__Text passage__:
>>>>>

Was that a destination hard code?  The code itself should come out of
the last couple of megabytes before 4G.

Regardless the performance penalty for not caching is huge fractions
of the boot time so whatever small practical issues exist we should
figure them out.

Eric
Stefan Reinauer - 2011-05-03 01:23:05
* Eric W. Biederman <ebiederm@xmission.com> [110503 01:26]:
> Was that a destination hard code?  The code itself should come out of
> the last couple of megabytes before 4G.
 
Yes. Only the lower 1MB of the destination memory was cached, while
coreboot's ram stage is now copied to 1MB.

My other mail to the list shows how to fix it.
Sven Schnelle - 2011-05-03 08:20:44
Hi Stefan, hi Eric,

Stefan Reinauer <stefan.reinauer@coreboot.org> writes:

> * Eric W. Biederman <ebiederm@xmission.com> [110503 01:26]:
>> Was that a destination hard code?  The code itself should come out of
>> the last couple of megabytes before 4G.
>  
> Yes. Only the lower 1MB of the destination memory was cached, while
> coreboot's ram stage is now copied to 1MB.

thanks for all your help. I've did both changes (enabling SPI prefetch
and setting the MTRRs right). Boot time decreased now to 1.8s (with only
1s spent in coreboot). Decompression time is now about 100ms, which is
much better than what we had before (1.9s only for ramstage loading).

Thanks,

Sven.

<<<<<

__Stored records__:
>>>>>

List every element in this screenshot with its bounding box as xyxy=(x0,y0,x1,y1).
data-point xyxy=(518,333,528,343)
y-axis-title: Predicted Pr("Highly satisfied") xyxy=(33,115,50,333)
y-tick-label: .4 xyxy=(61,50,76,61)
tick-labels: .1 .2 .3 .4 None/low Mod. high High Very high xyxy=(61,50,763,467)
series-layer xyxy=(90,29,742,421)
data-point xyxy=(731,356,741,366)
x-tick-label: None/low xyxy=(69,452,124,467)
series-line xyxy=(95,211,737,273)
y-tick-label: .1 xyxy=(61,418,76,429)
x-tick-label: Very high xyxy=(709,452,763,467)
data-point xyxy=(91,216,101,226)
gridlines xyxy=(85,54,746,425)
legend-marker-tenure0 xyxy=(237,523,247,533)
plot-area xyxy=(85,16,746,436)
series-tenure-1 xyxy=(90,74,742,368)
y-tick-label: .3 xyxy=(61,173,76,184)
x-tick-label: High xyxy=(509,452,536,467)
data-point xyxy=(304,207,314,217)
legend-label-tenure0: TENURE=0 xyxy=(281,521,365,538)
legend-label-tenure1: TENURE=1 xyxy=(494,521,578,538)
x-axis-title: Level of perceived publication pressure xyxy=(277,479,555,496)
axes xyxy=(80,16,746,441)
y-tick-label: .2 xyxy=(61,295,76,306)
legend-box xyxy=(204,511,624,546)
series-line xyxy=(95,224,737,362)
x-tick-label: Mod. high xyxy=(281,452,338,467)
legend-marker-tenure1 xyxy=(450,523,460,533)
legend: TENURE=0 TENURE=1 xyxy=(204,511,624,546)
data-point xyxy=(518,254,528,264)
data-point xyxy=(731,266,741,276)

<<<<<

__Written request A__:
In the coreboot boot-time thread, what did the total boot time drop to after SPI prefetch was turned on and the MTRRs were fixed?
__Written request B__:
Write the next reply in the coreboot boot-time thread, picking up after its final message.

__Task answer A__:
It dropped to 1.8 seconds, with only 1 second spent in coreboot.

__Task answer B__:
Patch

diff --git a/Makefile.inc b/Makefile.inc
index 6c4a16a..6267539 100644
--- a/Makefile.inc
+++ b/Makefile.inc
@@ -85,7 +85,11 @@  cbfs-files-handler= \
 
 #######################################################################
 # a variety of flags for our build
+CBFS_COMPRESS_FLAG:=
+ifeq ($(CONFIG_COMPRESS_RAMSTAGE),y)
 CBFS_COMPRESS_FLAG:=l
+endif
+
 CBFS_PAYLOAD_COMPRESS_FLAG:=
 CBFS_PAYLOAD_COMPRESS_NAME:=none
 ifeq ($(CONFIG_COMPRESSED_PAYLOAD_LZMA),y)
diff --git a/src/Kconfig b/src/Kconfig
index 76e77f8..a782315 100644
--- a/src/Kconfig
+++ b/src/Kconfig
@@ -98,6 +98,14 @@  config USE_OPTION_TABLE
 	  Enable this option if coreboot shall read options from the "CMOS"
 	  NVRAM instead of using hard coded values.
 
+config COMPRESS_RAMSTAGE
+	bool "Compress ramstage with LZMA"
+	default y
+	help
+	  Compress ramstage to save memory in the flash image. Note
+	  that decompression might slow down booting if the BIOS flash
+	  is connected through a slow Link (i.e. SPI)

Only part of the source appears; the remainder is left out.